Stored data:
* begin *

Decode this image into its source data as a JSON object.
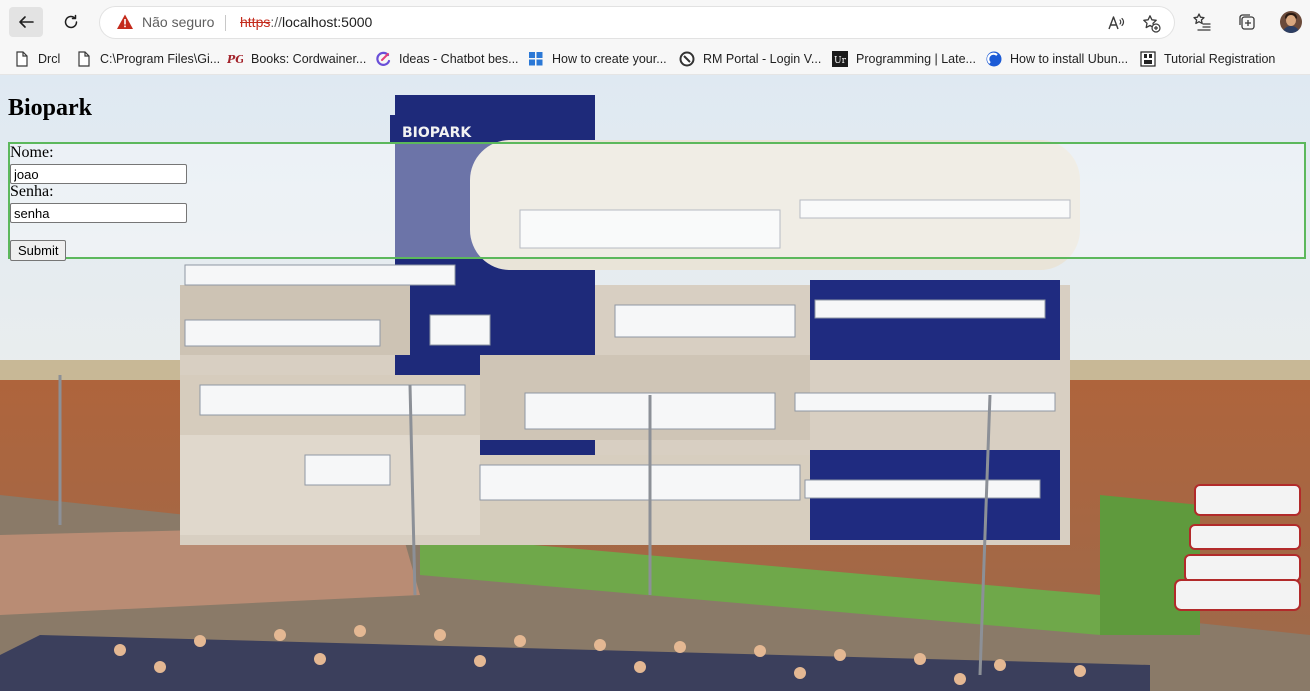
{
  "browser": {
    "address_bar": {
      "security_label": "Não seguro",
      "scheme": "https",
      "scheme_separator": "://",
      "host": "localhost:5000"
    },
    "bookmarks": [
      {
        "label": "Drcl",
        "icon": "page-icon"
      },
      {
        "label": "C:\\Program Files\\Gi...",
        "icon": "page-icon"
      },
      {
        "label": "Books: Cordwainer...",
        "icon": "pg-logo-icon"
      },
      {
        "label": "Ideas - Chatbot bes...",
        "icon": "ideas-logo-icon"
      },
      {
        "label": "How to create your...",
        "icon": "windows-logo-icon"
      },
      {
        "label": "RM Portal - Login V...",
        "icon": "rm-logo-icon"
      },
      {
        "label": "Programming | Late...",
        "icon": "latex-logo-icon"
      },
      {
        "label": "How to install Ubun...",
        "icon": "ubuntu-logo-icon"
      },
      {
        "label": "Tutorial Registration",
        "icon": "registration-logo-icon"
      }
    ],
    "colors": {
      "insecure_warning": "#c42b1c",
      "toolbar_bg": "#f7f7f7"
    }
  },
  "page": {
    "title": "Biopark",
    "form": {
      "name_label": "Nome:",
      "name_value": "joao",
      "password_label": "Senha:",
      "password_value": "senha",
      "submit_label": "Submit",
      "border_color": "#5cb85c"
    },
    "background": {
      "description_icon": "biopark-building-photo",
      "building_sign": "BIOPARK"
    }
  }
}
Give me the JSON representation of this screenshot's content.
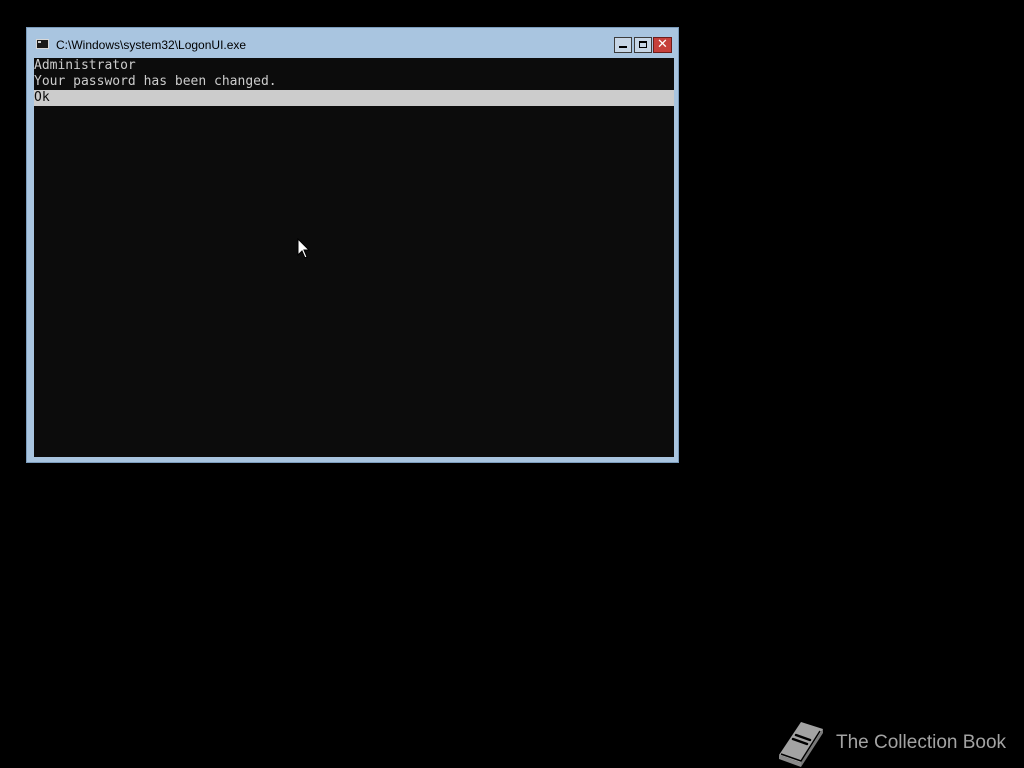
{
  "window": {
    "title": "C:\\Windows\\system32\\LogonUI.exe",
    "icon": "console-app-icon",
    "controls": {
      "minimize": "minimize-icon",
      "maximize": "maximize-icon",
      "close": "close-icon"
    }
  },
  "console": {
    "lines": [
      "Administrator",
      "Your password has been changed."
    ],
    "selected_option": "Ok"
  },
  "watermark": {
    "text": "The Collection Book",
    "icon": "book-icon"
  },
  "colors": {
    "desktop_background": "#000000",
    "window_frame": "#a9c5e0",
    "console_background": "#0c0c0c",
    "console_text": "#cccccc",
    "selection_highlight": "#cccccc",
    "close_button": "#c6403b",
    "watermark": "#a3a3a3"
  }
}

* end *

- Task objective
Reply with nothing except the number of lines in the listing above that include the string "title".

- Response
2